Conformément à l’énigme reproduite ci-dessus, Zischler a conçu son récit comme un jeu de pistes, quelques indications, de dates semblent plutôt troubler qu’éclairer la lecture : Elsa apprend à la radio la fermeture de l’exposition universelle de Bruxelles, on est donc fin 1958, puis quelques pages plus loin elle entend en classe que M Kapuste a vu la comète Halley en 1910 quand il avait 14 ans – et il fait remarquer que c’est l’âge actuel des ses élèves, on est donc passé sans transition en 1959, l’année sur laquelle se clôt le récit. Ce qui veut dire que tous ces jeunes sont nés en 1945.

------------------------------

■ **Consigne 1**:
Reproduisez le passage de la page sur le récit de Zischler depuis « Conformément à l’énigme » jusqu'à « nés en 1945. » inclus.

------------------------------

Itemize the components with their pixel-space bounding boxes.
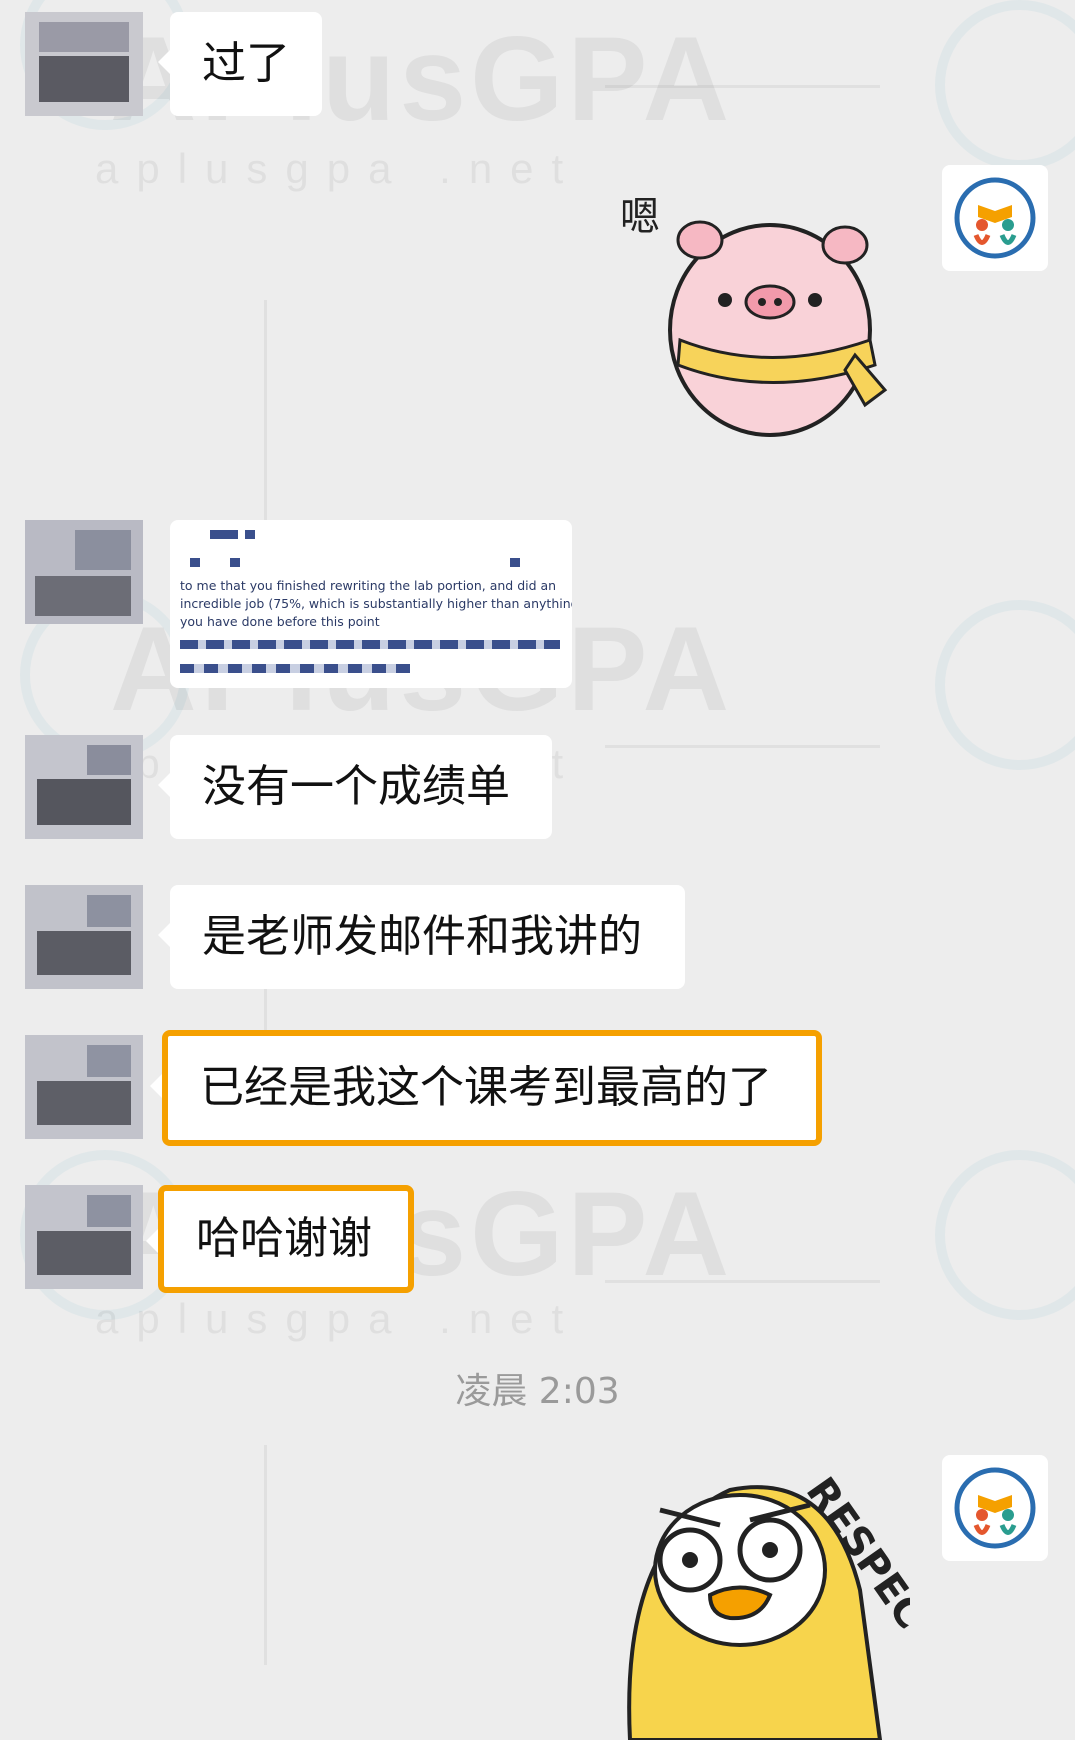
duck-sticker[interactable]: RESPECT [610,1450,910,1740]
timestamp: 凌晨 2:03 [455,1371,620,1412]
message-bubble[interactable]: 是老师发邮件和我讲的 [158,885,685,989]
avatar[interactable] [25,1185,143,1289]
watermark-domain: aplusgpa .net [95,1295,582,1342]
email-screenshot[interactable]: to me that you finished rewriting the la… [170,520,572,688]
avatar[interactable] [25,735,143,839]
email-line: to me that you finished rewriting the la… [180,578,557,593]
watermark-domain: aplusgpa .net [95,145,582,192]
pig-sticker[interactable]: 嗯 [620,190,910,450]
aplusgpa-logo-icon[interactable] [942,165,1048,271]
email-line: you have done before this point [180,614,380,629]
highlighted-message-bubble[interactable]: 哈哈谢谢 [146,1185,414,1293]
sticker-caption: 嗯 [620,194,660,240]
message-bubble[interactable]: 没有一个成绩单 [158,735,552,839]
avatar[interactable] [25,520,143,624]
email-line: incredible job (75%, which is substantia… [180,596,572,611]
avatar[interactable] [25,12,143,116]
highlighted-message-bubble[interactable]: 已经是我这个课考到最高的了 [150,1030,822,1146]
avatar[interactable] [25,885,143,989]
message-bubble[interactable]: 过了 [158,12,322,116]
aplusgpa-logo-icon[interactable] [942,1455,1048,1561]
avatar[interactable] [25,1035,143,1139]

------------------------------

■ **Consigne 2**:
Transcrivez à l'identique les lignes des enregistrements allant de la ligne contenant « duck-sticker[interactable]: RESPECT [610,1450,910,1740] » jusqu'à la ligne contenant « avatar[interactable] [25,520,143,624] », ces deux lignes comprises, et seulement celles-là.

■ **Résultat 1**:
Conformément à l’énigme reproduite ci-dessus, Zischler a conçu son récit comme un jeu de pistes, quelques indications, de dates semblent plutôt troubler qu’éclairer la lecture : Elsa apprend à la radio la fermeture de l’exposition universelle de Bruxelles, on est donc fin 1958, puis quelques pages plus loin elle entend en classe que M Kapuste a vu la comète Halley en 1910 quand il avait 14 ans – et il fait remarquer que c’est l’âge actuel des ses élèves, on est donc passé sans transition en 1959, l’année sur laquelle se clôt le récit. Ce qui veut dire que tous ces jeunes sont nés en 1945.

■ **Résultat 2**:
duck-sticker[interactable]: RESPECT [610,1450,910,1740]
timestamp: 凌晨 2:03 [455,1371,620,1412]
message-bubble[interactable]: 是老师发邮件和我讲的 [158,885,685,989]
avatar[interactable] [25,1185,143,1289]
watermark-domain: aplusgpa .net [95,1295,582,1342]
email-screenshot[interactable]: to me that you finished rewriting the la… [170,520,572,688]
avatar[interactable] [25,735,143,839]
email-line: to me that you finished rewriting the la… [180,578,557,593]
watermark-domain: aplusgpa .net [95,145,582,192]
pig-sticker[interactable]: 嗯 [620,190,910,450]
aplusgpa-logo-icon[interactable] [942,165,1048,271]
email-line: you have done before this point [180,614,380,629]
highlighted-message-bubble[interactable]: 哈哈谢谢 [146,1185,414,1293]
sticker-caption: 嗯 [620,194,660,240]
message-bubble[interactable]: 没有一个成绩单 [158,735,552,839]
avatar[interactable] [25,520,143,624]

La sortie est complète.